## WHAT YOU WILL DO
Pictures in the data below are not part of the copy; transcribe everything else exactly.

# start of GIVEN DATA

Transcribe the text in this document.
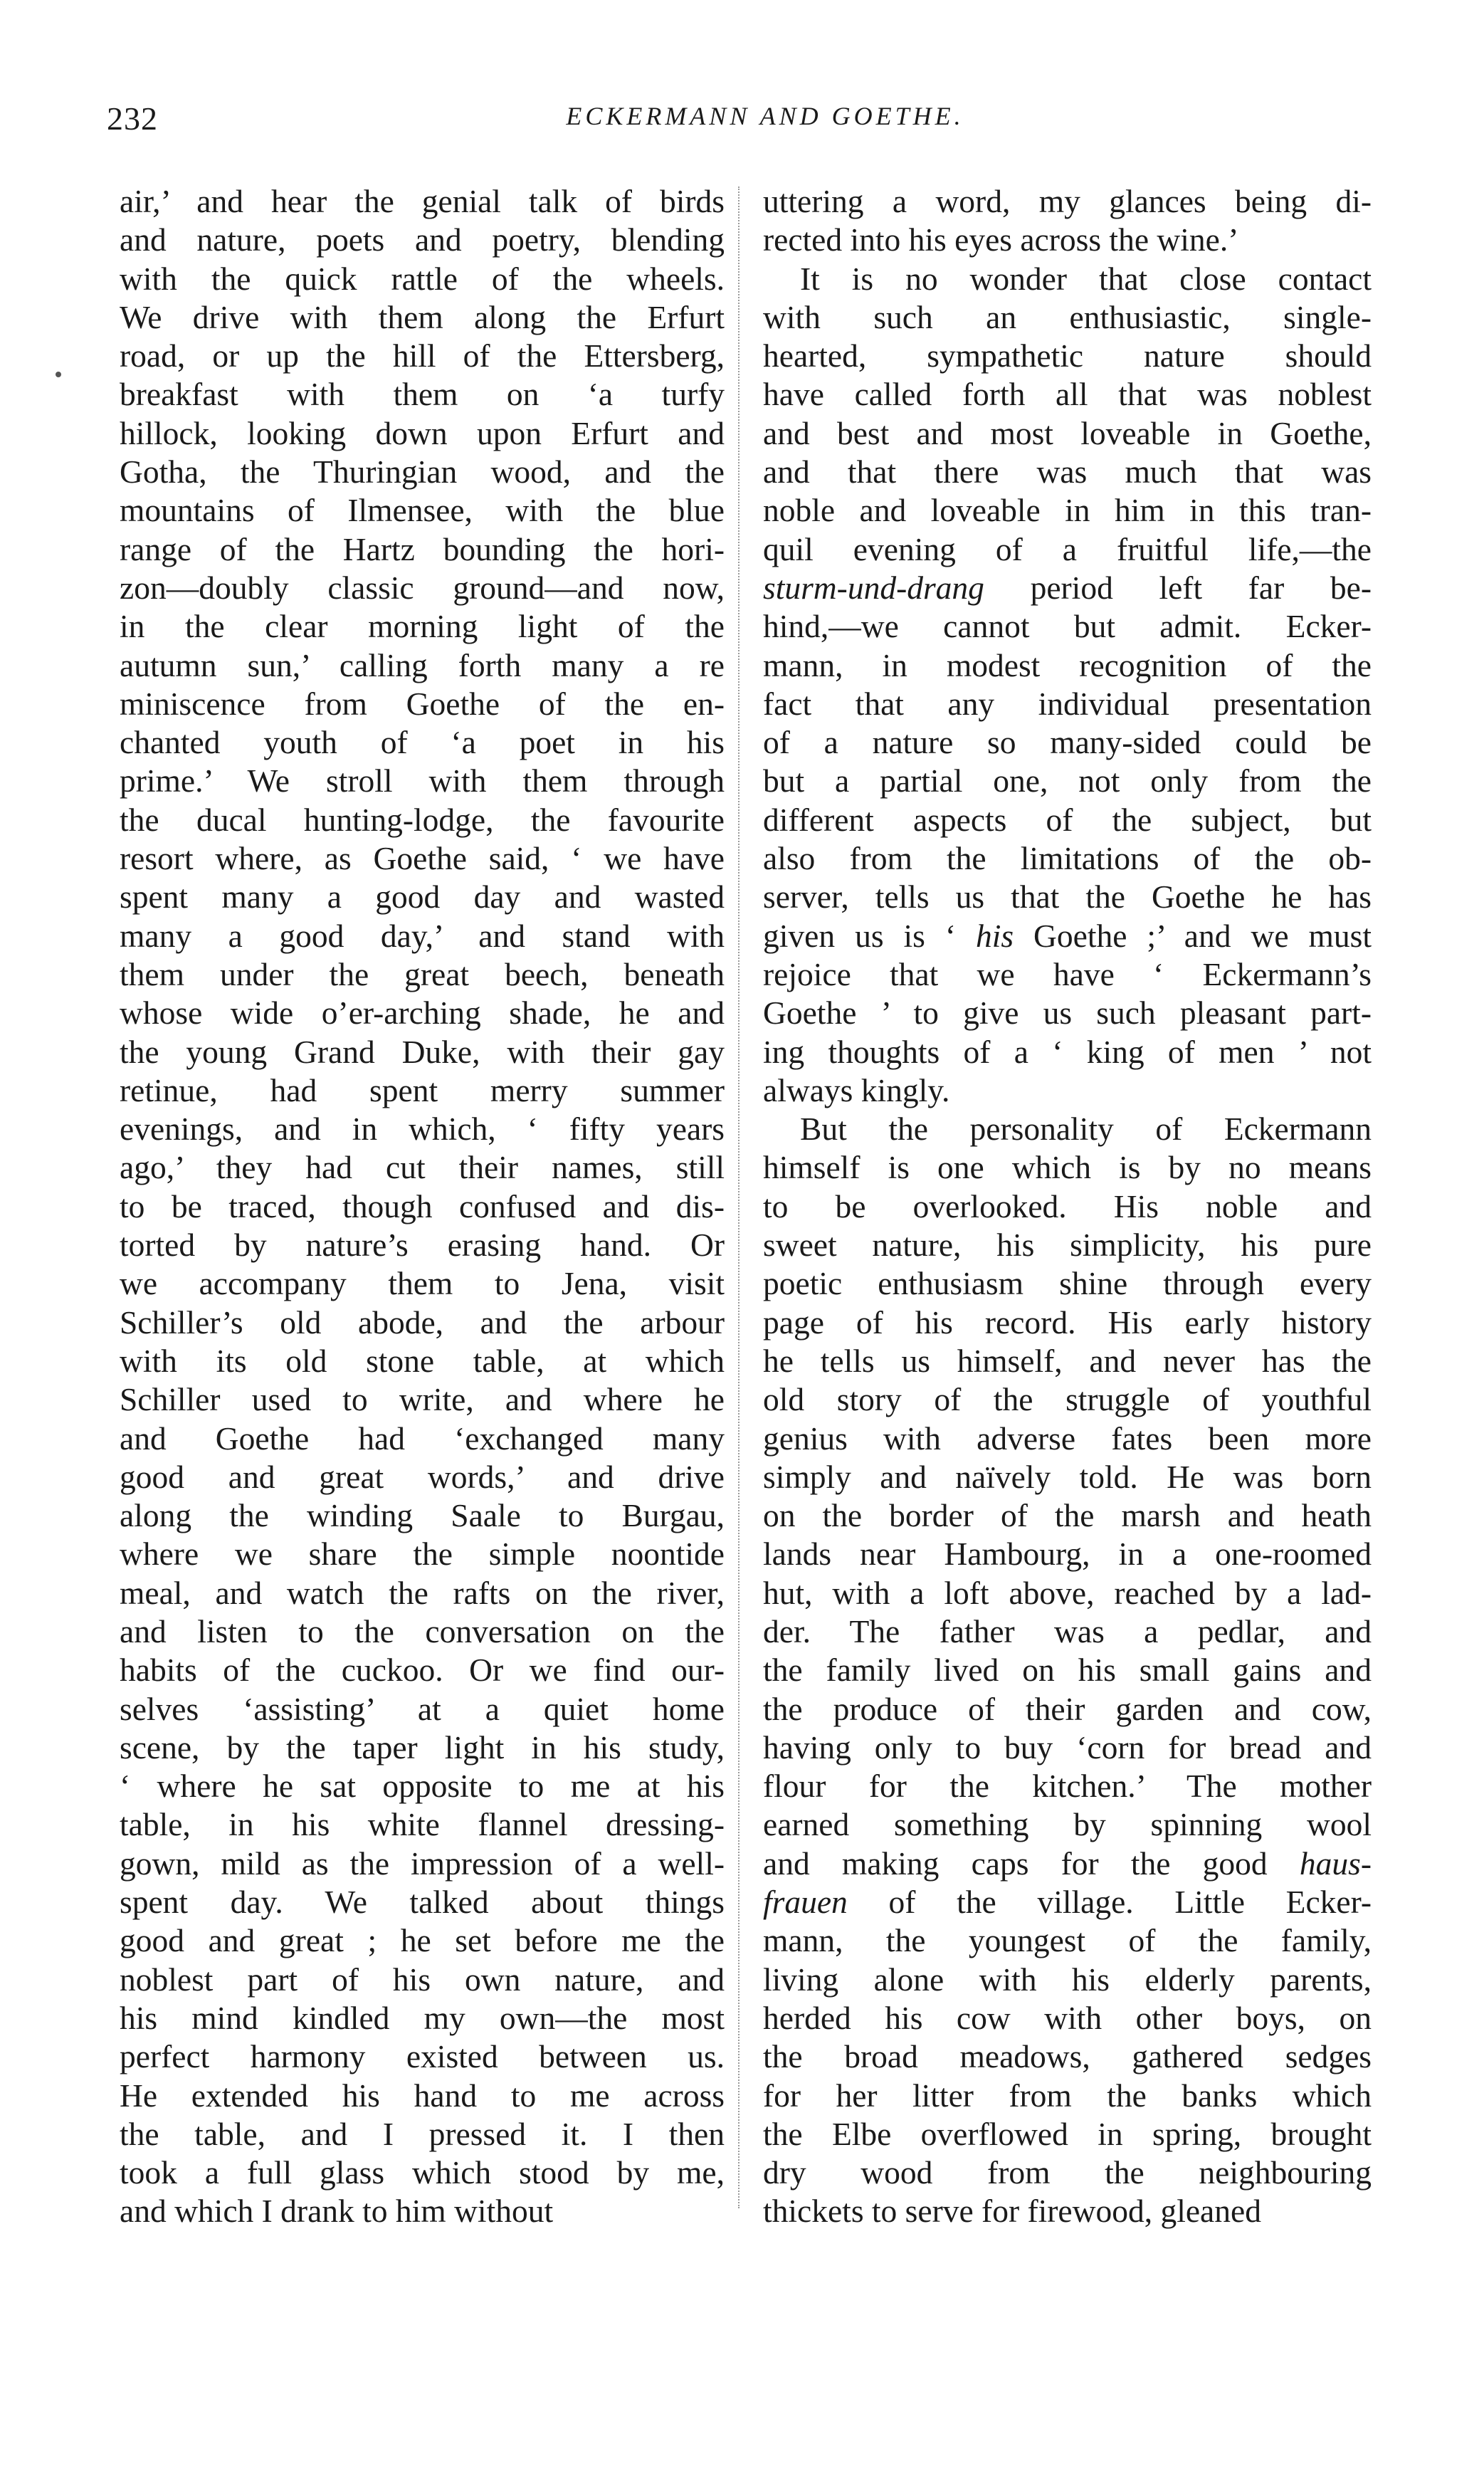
232	ECKERMANN AND GOETHE.
air,’ and hear the genial talk of birds
and nature, poets and poetry, blending
with the quick rattle of the wheels.
We drive with them along the Erfurt
road, or up the hill of the Ettersberg,
breakfast with them on ‘a turfy
hillock, looking down upon Erfurt and
Gotha, the Thuringian wood, and the
mountains of Ilmensee, with the blue
range of the Hartz bounding the hori-
zon—doubly classic ground—and now,
in the clear morning light of the
autumn sun,’ calling forth many a re
miniscence from Goethe of the en-
chanted youth of ‘a poet in his
prime.’ We stroll with them through
the ducal hunting-lodge, the favourite
resort where, as Goethe said, ‘ we have
spent many a good day and wasted
many a good day,’ and stand with
them under the great beech, beneath
whose wide o’er-arching shade, he and
the young Grand Duke, with their gay
retinue, had spent merry summer
evenings, and in which, ‘ fifty years
ago,’ they had cut their names, still
to be traced, though confused and dis-
torted by nature’s erasing hand. Or
we accompany them to Jena, visit
Schiller’s old abode, and the arbour
with its old stone table, at which
Schiller used to write, and where he
and Goethe had ‘exchanged many
good and great words,’ and drive
along the winding Saale to Burgau,
where we share the simple noontide
meal, and watch the rafts on the river,
and listen to the conversation on the
habits of the cuckoo. Or we find our-
selves ‘assisting’ at a quiet home
scene, by the taper light in his study,
‘ where he sat opposite to me at his
table, in his white flannel dressing-
gown, mild as the impression of a well-
spent day. We talked about things
good and great ; he set before me the
noblest part of his own nature, and
his mind kindled my own—the most
perfect harmony existed between us.
He extended his hand to me across
the table, and I pressed it. I then
took a full glass which stood by me,
and which I drank to him without
uttering a word, my glances being di-
rected into his eyes across the wine.’
It is no wonder that close contact
with such an enthusiastic, single-
hearted, sympathetic nature should
have called forth all that was noblest
and best and most loveable in Goethe,
and that there was much that was
noble and loveable in him in this tran-
quil evening of a fruitful life,—the
sturm-und-drang period left far be-
hind,—we cannot but admit. Ecker-
mann, in modest recognition of the
fact that any individual presentation
of a nature so many-sided could be
but a partial one, not only from the
different aspects of the subject, but
also from the limitations of the ob-
server, tells us that the Goethe he has
given us is ‘ his Goethe ;’ and we must
rejoice that we have ‘ Eckermann’s
Goethe ’ to give us such pleasant part-
ing thoughts of a ‘ king of men ’ not
always kingly.
But the personality of Eckermann
himself is one which is by no means
to be overlooked. His noble and
sweet nature, his simplicity, his pure
poetic enthusiasm shine through every
page of his record. His early history
he tells us himself, and never has the
old story of the struggle of youthful
genius with adverse fates been more
simply and naïvely told. He was born
on the border of the marsh and heath
lands near Hambourg, in a one-roomed
hut, with a loft above, reached by a lad-
der. The father was a pedlar, and
the family lived on his small gains and
the produce of their garden and cow,
having only to buy ‘corn for bread and
flour for the kitchen.’ The mother
earned something by spinning wool
and making caps for the good haus-
frauen of the village. Little Ecker-
mann, the youngest of the family,
living alone with his elderly parents,
herded his cow with other boys, on
the broad meadows, gathered sedges
for her litter from the banks which
the Elbe overflowed in spring, brought
dry wood from the neighbouring
thickets to serve for firewood, gleaned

# end of GIVEN DATA

## COMPLETED EXERCISE
Transcribe the text in this document.
232	ECKERMANN AND GOETHE.
air,’ and hear the genial talk of birds
and nature, poets and poetry, blending
with the quick rattle of the wheels.
We drive with them along the Erfurt
road, or up the hill of the Ettersberg,
breakfast with them on ‘a turfy
hillock, looking down upon Erfurt and
Gotha, the Thuringian wood, and the
mountains of Ilmensee, with the blue
range of the Hartz bounding the hori-
zon—doubly classic ground—and now,
in the clear morning light of the
autumn sun,’ calling forth many a re
miniscence from Goethe of the en-
chanted youth of ‘a poet in his
prime.’ We stroll with them through
the ducal hunting-lodge, the favourite
resort where, as Goethe said, ‘ we have
spent many a good day and wasted
many a good day,’ and stand with
them under the great beech, beneath
whose wide o’er-arching shade, he and
the young Grand Duke, with their gay
retinue, had spent merry summer
evenings, and in which, ‘ fifty years
ago,’ they had cut their names, still
to be traced, though confused and dis-
torted by nature’s erasing hand. Or
we accompany them to Jena, visit
Schiller’s old abode, and the arbour
with its old stone table, at which
Schiller used to write, and where he
and Goethe had ‘exchanged many
good and great words,’ and drive
along the winding Saale to Burgau,
where we share the simple noontide
meal, and watch the rafts on the river,
and listen to the conversation on the
habits of the cuckoo. Or we find our-
selves ‘assisting’ at a quiet home
scene, by the taper light in his study,
‘ where he sat opposite to me at his
table, in his white flannel dressing-
gown, mild as the impression of a well-
spent day. We talked about things
good and great ; he set before me the
noblest part of his own nature, and
his mind kindled my own—the most
perfect harmony existed between us.
He extended his hand to me across
the table, and I pressed it. I then
took a full glass which stood by me,
and which I drank to him without
uttering a word, my glances being di-
rected into his eyes across the wine.’
It is no wonder that close contact
with such an enthusiastic, single-
hearted, sympathetic nature should
have called forth all that was noblest
and best and most loveable in Goethe,
and that there was much that was
noble and loveable in him in this tran-
quil evening of a fruitful life,—the
sturm-und-drang period left far be-
hind,—we cannot but admit. Ecker-
mann, in modest recognition of the
fact that any individual presentation
of a nature so many-sided could be
but a partial one, not only from the
different aspects of the subject, but
also from the limitations of the ob-
server, tells us that the Goethe he has
given us is ‘ his Goethe ;’ and we must
rejoice that we have ‘ Eckermann’s
Goethe ’ to give us such pleasant part-
ing thoughts of a ‘ king of men ’ not
always kingly.
But the personality of Eckermann
himself is one which is by no means
to be overlooked. His noble and
sweet nature, his simplicity, his pure
poetic enthusiasm shine through every
page of his record. His early history
he tells us himself, and never has the
old story of the struggle of youthful
genius with adverse fates been more
simply and naïvely told. He was born
on the border of the marsh and heath
lands near Hambourg, in a one-roomed
hut, with a loft above, reached by a lad-
der. The father was a pedlar, and
the family lived on his small gains and
the produce of their garden and cow,
having only to buy ‘corn for bread and
flour for the kitchen.’ The mother
earned something by spinning wool
and making caps for the good haus-
frauen of the village. Little Ecker-
mann, the youngest of the family,
living alone with his elderly parents,
herded his cow with other boys, on
the broad meadows, gathered sedges
for her litter from the banks which
the Elbe overflowed in spring, brought
dry wood from the neighbouring
thickets to serve for firewood, gleaned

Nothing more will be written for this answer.